◆ **GOAL**
Count the lines in the records below that contain the word "注重实效", and give only that number.
# Start of DATASET EXCERPTS
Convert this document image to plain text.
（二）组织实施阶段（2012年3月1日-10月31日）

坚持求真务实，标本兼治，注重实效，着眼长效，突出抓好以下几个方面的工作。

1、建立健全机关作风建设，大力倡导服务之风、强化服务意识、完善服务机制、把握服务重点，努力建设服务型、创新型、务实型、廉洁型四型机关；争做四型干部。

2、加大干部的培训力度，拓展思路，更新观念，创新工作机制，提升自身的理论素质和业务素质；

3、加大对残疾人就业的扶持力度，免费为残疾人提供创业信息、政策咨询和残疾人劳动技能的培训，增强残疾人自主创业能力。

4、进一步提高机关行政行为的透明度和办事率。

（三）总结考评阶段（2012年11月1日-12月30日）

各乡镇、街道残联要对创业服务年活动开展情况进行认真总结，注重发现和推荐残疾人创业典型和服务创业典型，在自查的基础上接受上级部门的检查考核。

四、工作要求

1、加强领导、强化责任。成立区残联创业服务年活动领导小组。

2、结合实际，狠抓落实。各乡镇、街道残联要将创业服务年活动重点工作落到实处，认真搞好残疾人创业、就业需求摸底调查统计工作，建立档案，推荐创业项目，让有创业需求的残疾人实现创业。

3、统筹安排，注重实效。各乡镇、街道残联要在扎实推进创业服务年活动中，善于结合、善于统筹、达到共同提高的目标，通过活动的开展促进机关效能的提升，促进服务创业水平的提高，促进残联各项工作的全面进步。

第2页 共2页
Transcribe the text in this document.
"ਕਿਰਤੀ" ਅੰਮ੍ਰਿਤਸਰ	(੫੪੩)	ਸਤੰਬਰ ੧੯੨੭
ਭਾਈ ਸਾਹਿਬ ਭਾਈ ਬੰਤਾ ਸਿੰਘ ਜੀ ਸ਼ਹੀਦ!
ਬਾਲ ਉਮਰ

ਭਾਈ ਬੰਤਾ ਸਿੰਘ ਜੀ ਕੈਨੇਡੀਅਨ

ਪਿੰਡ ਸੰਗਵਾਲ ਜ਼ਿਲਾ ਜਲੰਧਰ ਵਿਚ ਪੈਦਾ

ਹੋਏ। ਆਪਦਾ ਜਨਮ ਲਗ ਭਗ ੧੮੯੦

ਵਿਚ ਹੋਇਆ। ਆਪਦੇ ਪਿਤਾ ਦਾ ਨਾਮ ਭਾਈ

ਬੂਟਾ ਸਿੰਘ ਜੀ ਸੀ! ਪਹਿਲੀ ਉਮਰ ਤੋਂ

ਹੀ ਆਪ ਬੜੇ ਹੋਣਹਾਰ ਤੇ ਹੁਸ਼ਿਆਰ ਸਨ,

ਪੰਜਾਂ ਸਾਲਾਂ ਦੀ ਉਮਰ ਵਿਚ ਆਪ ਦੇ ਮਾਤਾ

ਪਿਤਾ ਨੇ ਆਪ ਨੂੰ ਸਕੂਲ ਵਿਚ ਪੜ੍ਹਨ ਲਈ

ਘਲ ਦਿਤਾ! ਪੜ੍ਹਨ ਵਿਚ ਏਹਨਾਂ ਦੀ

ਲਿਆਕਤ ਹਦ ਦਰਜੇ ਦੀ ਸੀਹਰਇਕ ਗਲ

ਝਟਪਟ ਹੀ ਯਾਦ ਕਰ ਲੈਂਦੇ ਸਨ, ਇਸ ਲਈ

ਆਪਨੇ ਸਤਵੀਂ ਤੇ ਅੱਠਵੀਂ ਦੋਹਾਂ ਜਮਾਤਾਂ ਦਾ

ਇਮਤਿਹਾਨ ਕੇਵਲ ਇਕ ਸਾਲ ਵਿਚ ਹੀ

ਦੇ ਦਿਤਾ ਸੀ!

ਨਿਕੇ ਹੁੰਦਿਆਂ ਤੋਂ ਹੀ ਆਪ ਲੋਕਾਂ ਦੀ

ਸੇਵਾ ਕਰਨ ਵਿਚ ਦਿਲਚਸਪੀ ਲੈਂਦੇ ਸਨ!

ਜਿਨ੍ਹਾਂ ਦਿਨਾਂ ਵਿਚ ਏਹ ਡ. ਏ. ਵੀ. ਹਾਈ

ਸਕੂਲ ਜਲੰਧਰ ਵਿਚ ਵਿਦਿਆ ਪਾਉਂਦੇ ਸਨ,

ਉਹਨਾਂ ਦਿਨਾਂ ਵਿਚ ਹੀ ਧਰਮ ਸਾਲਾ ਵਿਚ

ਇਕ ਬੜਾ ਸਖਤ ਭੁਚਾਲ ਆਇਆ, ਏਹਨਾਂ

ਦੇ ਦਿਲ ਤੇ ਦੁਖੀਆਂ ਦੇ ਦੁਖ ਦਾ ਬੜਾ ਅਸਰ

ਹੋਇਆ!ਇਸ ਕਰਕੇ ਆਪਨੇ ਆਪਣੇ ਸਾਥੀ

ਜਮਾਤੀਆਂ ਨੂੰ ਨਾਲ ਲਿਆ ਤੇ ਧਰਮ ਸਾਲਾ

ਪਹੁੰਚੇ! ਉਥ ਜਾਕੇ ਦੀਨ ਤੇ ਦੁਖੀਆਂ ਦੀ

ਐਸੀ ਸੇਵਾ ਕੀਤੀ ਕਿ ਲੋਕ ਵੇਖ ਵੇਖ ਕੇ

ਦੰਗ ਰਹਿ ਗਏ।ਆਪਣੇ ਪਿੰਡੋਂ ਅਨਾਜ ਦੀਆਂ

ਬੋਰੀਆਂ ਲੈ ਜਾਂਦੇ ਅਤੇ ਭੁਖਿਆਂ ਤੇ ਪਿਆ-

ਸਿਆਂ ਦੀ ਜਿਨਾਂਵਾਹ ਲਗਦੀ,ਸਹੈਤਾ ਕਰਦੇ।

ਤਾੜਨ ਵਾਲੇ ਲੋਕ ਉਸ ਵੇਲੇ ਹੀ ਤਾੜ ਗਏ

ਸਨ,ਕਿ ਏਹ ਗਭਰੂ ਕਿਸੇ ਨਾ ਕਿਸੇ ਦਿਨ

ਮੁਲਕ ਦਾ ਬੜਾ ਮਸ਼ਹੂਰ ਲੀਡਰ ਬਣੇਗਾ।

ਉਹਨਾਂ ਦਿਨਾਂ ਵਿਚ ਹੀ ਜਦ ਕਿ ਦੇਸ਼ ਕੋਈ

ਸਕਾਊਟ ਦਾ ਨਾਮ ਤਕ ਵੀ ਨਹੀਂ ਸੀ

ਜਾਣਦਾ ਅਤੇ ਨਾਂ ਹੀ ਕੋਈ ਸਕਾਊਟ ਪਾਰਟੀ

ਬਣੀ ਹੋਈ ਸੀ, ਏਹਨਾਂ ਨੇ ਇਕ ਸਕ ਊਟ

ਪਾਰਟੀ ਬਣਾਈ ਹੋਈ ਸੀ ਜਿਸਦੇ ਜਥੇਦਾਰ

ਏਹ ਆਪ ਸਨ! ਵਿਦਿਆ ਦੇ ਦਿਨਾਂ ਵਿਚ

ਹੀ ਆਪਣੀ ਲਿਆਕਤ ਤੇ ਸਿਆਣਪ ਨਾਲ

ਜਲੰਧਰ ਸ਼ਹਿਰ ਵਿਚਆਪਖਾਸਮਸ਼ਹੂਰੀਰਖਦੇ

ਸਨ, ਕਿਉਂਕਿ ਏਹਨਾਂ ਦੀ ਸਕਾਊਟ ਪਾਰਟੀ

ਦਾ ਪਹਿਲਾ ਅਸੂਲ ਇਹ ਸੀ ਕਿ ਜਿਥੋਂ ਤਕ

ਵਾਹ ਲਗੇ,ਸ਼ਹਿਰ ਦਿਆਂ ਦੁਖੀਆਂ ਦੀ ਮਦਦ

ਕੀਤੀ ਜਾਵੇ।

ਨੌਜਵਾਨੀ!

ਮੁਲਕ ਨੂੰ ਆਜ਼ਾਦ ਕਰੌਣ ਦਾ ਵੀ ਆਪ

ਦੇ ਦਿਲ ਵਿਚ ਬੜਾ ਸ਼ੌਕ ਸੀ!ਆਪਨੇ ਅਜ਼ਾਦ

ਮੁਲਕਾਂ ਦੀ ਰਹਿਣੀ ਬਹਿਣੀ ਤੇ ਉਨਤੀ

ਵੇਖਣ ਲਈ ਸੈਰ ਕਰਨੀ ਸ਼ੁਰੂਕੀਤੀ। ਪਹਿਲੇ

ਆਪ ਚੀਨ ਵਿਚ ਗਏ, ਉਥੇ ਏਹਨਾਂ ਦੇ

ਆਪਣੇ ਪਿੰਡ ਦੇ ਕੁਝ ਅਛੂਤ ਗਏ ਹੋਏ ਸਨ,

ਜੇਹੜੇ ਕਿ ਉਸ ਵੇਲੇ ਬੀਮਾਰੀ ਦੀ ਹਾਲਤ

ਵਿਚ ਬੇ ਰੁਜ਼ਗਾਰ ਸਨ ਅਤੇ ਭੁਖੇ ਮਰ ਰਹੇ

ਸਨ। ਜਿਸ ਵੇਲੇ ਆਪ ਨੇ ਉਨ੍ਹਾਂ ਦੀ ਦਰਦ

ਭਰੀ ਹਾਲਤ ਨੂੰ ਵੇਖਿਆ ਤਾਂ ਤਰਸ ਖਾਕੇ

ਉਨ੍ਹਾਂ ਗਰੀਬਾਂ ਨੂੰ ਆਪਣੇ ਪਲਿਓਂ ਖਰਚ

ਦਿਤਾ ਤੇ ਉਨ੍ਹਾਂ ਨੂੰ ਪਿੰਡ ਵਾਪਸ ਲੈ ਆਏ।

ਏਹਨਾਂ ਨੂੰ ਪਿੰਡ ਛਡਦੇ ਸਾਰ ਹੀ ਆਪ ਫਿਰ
# End of DATASET EXCERPTS
◆ **ANSWER TO THIS TASK**
2